--- Document text ---
Level 3 (I believe) is where widevine decrypts and decodes the content within the lib itself (it can use a hardware cryptographic engine but the rpi doesn't have one).
Android/ChromeOS support either Level1 or Level3 depending on the hardware and Chrome on desktops only seems to support Level 3. Kodi is using the browser implementation (at least when kodi is not running on Android) of widevine which seems to only support Level 3 (So decrypt & decode in software) and therefore can not support hardware decoding. But that doesn't mean that hardware decoding of widevine protected content can not be supported on any mobile SoC. Sorry if I gave that impression.
When a license for media is requested the security level it will be decrypted/decoded with is also sent and the returned license will restrict the widevine CDM to that security level.
I believe NetFlix only support Level 1 and Level 3, which is why for a while the max resolution you could get watching NetFlix on chrome in a desktop browser was 720p as I believe that was the max resolution NetFlix offered at Level 3 and we had to use Edge/IE(iirc) to watch at 1080p as it used a different DRM system (PlayReady) and why atm Desktop 4k Netflix is only currently supported on Edge using (iirc) Intel gen7+ processors and NVidia Pascal GPUs (I don't know if AMD support PlayReady 3.0 on their GPUs as I don't have one so not really had the desire to investigate, I'm guessing that current Ryzen CPUs do not as they currently don't have integrated GPUs).
On Android where Netflix's app believed Level 1 was supported it would request a Level 1 license and then Widevine would then pass the content off to the TEE for decryption and decode which would then use hardware for decoding. If it didn't believe that Level 1 was supported it would fallback to Level 3 which is why some Android tablets had to run a modified NetFlix app to force Level 1 requests because the official app wasn't tested on that device and was put on the supported devices list even though it did support Level 1 (running the modified app on a device that didn't support Level 1 wouldn't result in playback).
Just don't think that justifies pirating whatever you want.
I've had Netflix, Prime, and HBO for years. A couple months ago my gf and I really wanted to watch The Handmaid's Tale, which is only available on Hulu. Hulu charges $12/mo for their no-ad plan (hell if I'm going to pay for a service and still have to suffer through ads). The idea of paying $12/mo for a single show seemed a bit much to me... in the end I signed up for the free trial to watch it because I couldn't find pirated copies on Usenet.
--- Dataset entries ---
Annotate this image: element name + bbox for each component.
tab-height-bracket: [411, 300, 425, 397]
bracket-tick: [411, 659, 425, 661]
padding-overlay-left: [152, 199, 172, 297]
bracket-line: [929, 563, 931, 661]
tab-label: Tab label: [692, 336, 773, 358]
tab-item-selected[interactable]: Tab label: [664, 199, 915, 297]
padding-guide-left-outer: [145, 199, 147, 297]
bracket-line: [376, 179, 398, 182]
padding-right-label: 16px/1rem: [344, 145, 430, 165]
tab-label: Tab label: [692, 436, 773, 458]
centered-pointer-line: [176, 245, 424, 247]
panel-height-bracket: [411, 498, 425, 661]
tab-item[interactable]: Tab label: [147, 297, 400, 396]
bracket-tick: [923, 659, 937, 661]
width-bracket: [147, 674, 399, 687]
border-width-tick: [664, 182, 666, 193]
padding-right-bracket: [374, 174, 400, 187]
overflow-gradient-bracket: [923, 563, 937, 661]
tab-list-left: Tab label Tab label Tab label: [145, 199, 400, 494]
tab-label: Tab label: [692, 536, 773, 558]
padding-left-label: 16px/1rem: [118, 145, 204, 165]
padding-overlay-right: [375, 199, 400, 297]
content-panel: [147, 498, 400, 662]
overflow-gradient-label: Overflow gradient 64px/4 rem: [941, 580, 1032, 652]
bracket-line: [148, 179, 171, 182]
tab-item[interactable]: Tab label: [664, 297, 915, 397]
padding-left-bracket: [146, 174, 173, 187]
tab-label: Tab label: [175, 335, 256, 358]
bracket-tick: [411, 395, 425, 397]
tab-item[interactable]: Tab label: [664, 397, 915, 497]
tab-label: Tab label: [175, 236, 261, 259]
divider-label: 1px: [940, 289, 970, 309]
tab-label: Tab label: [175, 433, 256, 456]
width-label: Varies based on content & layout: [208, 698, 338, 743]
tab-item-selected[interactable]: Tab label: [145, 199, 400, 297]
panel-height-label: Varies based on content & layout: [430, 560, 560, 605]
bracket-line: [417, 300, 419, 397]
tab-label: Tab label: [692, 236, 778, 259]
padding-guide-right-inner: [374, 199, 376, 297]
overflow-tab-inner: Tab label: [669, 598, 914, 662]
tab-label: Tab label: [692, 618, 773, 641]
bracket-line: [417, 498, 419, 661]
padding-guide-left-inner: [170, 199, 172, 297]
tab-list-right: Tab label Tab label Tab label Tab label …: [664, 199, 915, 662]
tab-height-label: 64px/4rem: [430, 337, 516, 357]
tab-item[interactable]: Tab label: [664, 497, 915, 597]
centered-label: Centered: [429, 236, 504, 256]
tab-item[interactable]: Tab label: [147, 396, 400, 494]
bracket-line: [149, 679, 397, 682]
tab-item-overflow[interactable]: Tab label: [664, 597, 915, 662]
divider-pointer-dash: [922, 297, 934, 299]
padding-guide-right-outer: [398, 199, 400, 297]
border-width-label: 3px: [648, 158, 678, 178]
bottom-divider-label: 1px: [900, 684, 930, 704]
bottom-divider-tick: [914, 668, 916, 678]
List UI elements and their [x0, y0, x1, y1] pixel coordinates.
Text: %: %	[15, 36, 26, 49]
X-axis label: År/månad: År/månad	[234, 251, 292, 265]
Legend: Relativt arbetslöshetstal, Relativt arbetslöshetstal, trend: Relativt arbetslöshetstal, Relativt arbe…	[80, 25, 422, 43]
---
Explore the material ::
1 - In the Widevine discussion text, which DRM system did Edge/IE use that allowed Netflix to be watched at 1080p?
2 - Write the next paragraph of the Widevine discussion text, picking up after its last sentence.

Results by task ::
1 - PlayReady.

2 -
Now Star Trek Discovery has just come out, and CBS wants me to give them $10/mo for the privilege of watching it. No thanks.
It's funny, because we've all jumped at the chance to "cut the cord" and ditch our cable subscriptions, but we've replaced it with the online version of exactly the same thing. We still don't have a la carte pricing for TV shows and movies for the most part. At this point I might be paying more per month than I used to for cable.
Also on YouTube you are "Buying" the episode / season so you can watch it anytime you want, with HBO Go if you stop paying the subscription you lose access to the content.
Do people really want a world where the Battle of the Bastards stops so Jon Snow can tell you about how much he loves Sonos Speakers, how he uses Blue Apron, and then reads a list of Patreon supporters?
IP owners are free to set their terms and you're welcome to not purchase their content if don't agree with them. Don't get me wrong - I don't like the DRM-ridden practices of the movie industry either and wish they would copy the music industry, which allows me to buy their content DRM-free wherever I want.
I buy my music digitally, lossless for a one-time flat fee and I own the content, ready to played with any player/software I can think of. With software and games it's slightly different since there's usually DRM involved, yet there's rarely a tip jar to be seen.
And... Jeez. What utter amount of bullsh.t and wasted money... everyone with a bluray drive and a copy of AnyDVD HD can create a perfect untraceable backup anyway so why do the studios insist on making the experience for Netflix users as bad as possible?!